-- start --

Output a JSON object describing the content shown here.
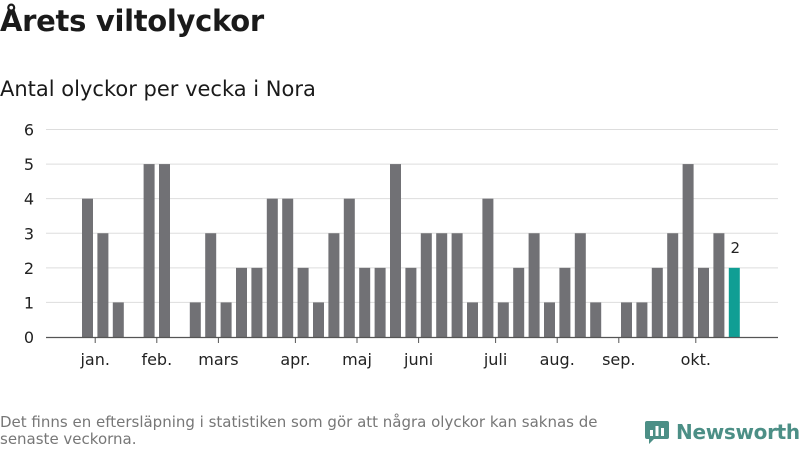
{
  "title": "Årets viltolyckor",
  "subtitle": "Antal olyckor per vecka i Nora",
  "footnote": "Det finns en eftersläpning i statistiken som gör att några olyckor kan saknas de senaste veckorna.",
  "brand": {
    "name": "Newsworthy",
    "color": "#4c8f86"
  },
  "chart_data": {
    "type": "bar",
    "title": "Antal olyckor per vecka i Nora",
    "xlabel": "",
    "ylabel": "",
    "ylim": [
      0,
      6
    ],
    "y_ticks": [
      0,
      1,
      2,
      3,
      4,
      5,
      6
    ],
    "grid": true,
    "weeks": [
      1,
      2,
      3,
      4,
      5,
      6,
      7,
      8,
      9,
      10,
      11,
      12,
      13,
      14,
      15,
      16,
      17,
      18,
      19,
      20,
      21,
      22,
      23,
      24,
      25,
      26,
      27,
      28,
      29,
      30,
      31,
      32,
      33,
      34,
      35,
      36,
      37,
      38,
      39,
      40,
      41,
      42,
      43,
      44
    ],
    "values": [
      4,
      3,
      1,
      0,
      5,
      5,
      0,
      1,
      3,
      1,
      2,
      2,
      4,
      4,
      2,
      1,
      3,
      4,
      2,
      2,
      5,
      2,
      3,
      3,
      3,
      1,
      4,
      1,
      2,
      3,
      1,
      2,
      3,
      1,
      0,
      1,
      1,
      2,
      3,
      5,
      2,
      3,
      2,
      0
    ],
    "last_value_label": "2",
    "month_labels": [
      {
        "label": "jan.",
        "week": 1.5
      },
      {
        "label": "feb.",
        "week": 5.5
      },
      {
        "label": "mars",
        "week": 9.5
      },
      {
        "label": "apr.",
        "week": 14.5
      },
      {
        "label": "maj",
        "week": 18.5
      },
      {
        "label": "juni",
        "week": 22.5
      },
      {
        "label": "juli",
        "week": 27.5
      },
      {
        "label": "aug.",
        "week": 31.5
      },
      {
        "label": "sep.",
        "week": 35.5
      },
      {
        "label": "okt.",
        "week": 40.5
      }
    ],
    "colors": {
      "bar": "#717175",
      "highlight": "#109e94",
      "grid": "#dddddd",
      "axis": "#555555"
    }
  }
}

-- end --

[PROBLEM DESCRIPTION]:
Strip out the images, then output the records above word for word.

[PROBLEM SOLUTION]:
Output a JSON object describing the content shown here.
{
  "title": "Årets viltolyckor",
  "subtitle": "Antal olyckor per vecka i Nora",
  "footnote": "Det finns en eftersläpning i statistiken som gör att några olyckor kan saknas de senaste veckorna.",
  "brand": {
    "name": "Newsworthy",
    "color": "#4c8f86"
  },
  "chart_data": {
    "type": "bar",
    "title": "Antal olyckor per vecka i Nora",
    "xlabel": "",
    "ylabel": "",
    "ylim": [
      0,
      6
    ],
    "y_ticks": [
      0,
      1,
      2,
      3,
      4,
      5,
      6
    ],
    "grid": true,
    "weeks": [
      1,
      2,
      3,
      4,
      5,
      6,
      7,
      8,
      9,
      10,
      11,
      12,
      13,
      14,
      15,
      16,
      17,
      18,
      19,
      20,
      21,
      22,
      23,
      24,
      25,
      26,
      27,
      28,
      29,
      30,
      31,
      32,
      33,
      34,
      35,
      36,
      37,
      38,
      39,
      40,
      41,
      42,
      43,
      44
    ],
    "values": [
      4,
      3,
      1,
      0,
      5,
      5,
      0,
      1,
      3,
      1,
      2,
      2,
      4,
      4,
      2,
      1,
      3,
      4,
      2,
      2,
      5,
      2,
      3,
      3,
      3,
      1,
      4,
      1,
      2,
      3,
      1,
      2,
      3,
      1,
      0,
      1,
      1,
      2,
      3,
      5,
      2,
      3,
      2,
      0
    ],
    "last_value_label": "2",
    "month_labels": [
      {
        "label": "jan.",
        "week": 1.5
      },
      {
        "label": "feb.",
        "week": 5.5
      },
      {
        "label": "mars",
        "week": 9.5
      },
      {
        "label": "apr.",
        "week": 14.5
      },
      {
        "label": "maj",
        "week": 18.5
      },
      {
        "label": "juni",
        "week": 22.5
      },
      {
        "label": "juli",
        "week": 27.5
      },
      {
        "label": "aug.",
        "week": 31.5
      },
      {
        "label": "sep.",
        "week": 35.5
      },
      {
        "label": "okt.",
        "week": 40.5
      }
    ],
    "colors": {
      "bar": "#717175",
      "highlight": "#109e94",
      "grid": "#dddddd",
      "axis": "#555555"
    }
  }
}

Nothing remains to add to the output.